I recently came across a case where customer has an issue that the Load balancer of his cloud service is not working in round robin basis. He confirmed that by seeing more number of requests going to few instances whereas the other instances are getting very less number of requests. To analyse the issue, we have collected the IIS logs from all the instances( Customer has 7 instances) and when we parsed the logs, we could be able to confirm the same that 2 instances are getting very less number of requests than the other 5 instances.
How Load Balancer works?
Load balancer uses 5 tuple algorithm to distribute client requests by default. This algorithm is a 5 tuple (source IP, source port, destination IP, destination port, protocol type) hash to map traffic to available servers. It provides stickiness only within a transport session. Packets in the same TCP or UDP session will be directed to the same datacenter IP (DIP) instance behind the load balanced endpoint. When the client closes and re-opens the connection or starts a new session from the same source IP, the source port changes and causes the traffic to go to a different DIP endpoint.
If most of the load goes to a single instance, the number one reason is due to the testing client creating and reusing the same TCP connections. The Azure loadbalancer does round robin load balancing for new incoming TCP connections, not for new incoming HTTP requests. So when a client makes the first request to the cloudapp.net URL, the LB sees an incoming TCP connection and routes it to the next instance in the LB rotation, and then the TCP connection is established between the client and the server. Depending on the client app, all future HTTP traffic from that client will may go over the same TCP connection or a new TCP connection.

Recorded information:
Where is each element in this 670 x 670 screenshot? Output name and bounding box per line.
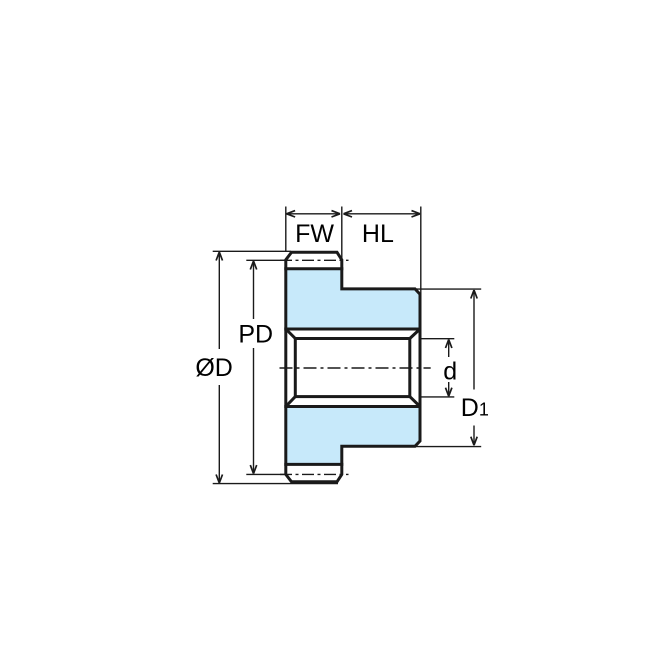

Parts of the exercise:
1/ In the load balancer text, which five values make up the hash the load balancer uses to map traffic to servers?
2/ Please continue the load balancer text from the point where it ends.

Set of answers:
1/ Source IP, source port, destination IP, destination port, and protocol type.

2/
In order to balance traffic across other Azure role instances the client must break the TCP connection and reestablish a new TCP connection. Load balancing HTTP requests would lead to existing TCP connections getting killed and new ones getting created. TCP process creation is a resource intensive process hence reusing the same TCP channel for subsequent HTTP requests is an efficient use of the channel.
If the client application is modified to make new TCP connection instead of HTTP requests (you can use multiple browser instances on the same client machine) then the TCP requests will end up on either Azure Instance in a round robin fashion.
So depending on how the clients are establishing TCP connections, requests may be routed to the same instance.
The Azure load balancer does round robin load balancing for new incoming TCP connections, not for new incoming HTTP requests.
By default, the BasicHttpBinding sends a connection HTTP header in messages with a Keep-Alive value, which enables clients to establish persistent connections to the services that support them. This configuration offers enhanced throughput because previously established connections can be reused to send subsequent messages to the same server.
However, connection reuse may cause clients to become strongly associated to a specific server within the load-balanced farm, which reduces the effectiveness of round-robin load balancing. If this behavior is undesirable, HTTP Keep-Alive can be disabled on the server using the KeepAliveEnabled property with a CustomBinding or user-defined Binding. The following example shows how to do this using configuration.
<?xml version="1.0" encoding="utf-8" ?>
<add scheme=”http” binding=”customBinding” />
<!-- Configure a CustomBinding that disables keepAliveEnabled-->
Note: This is for a WCF application where multiple clients will make use of the services hosted in cloud.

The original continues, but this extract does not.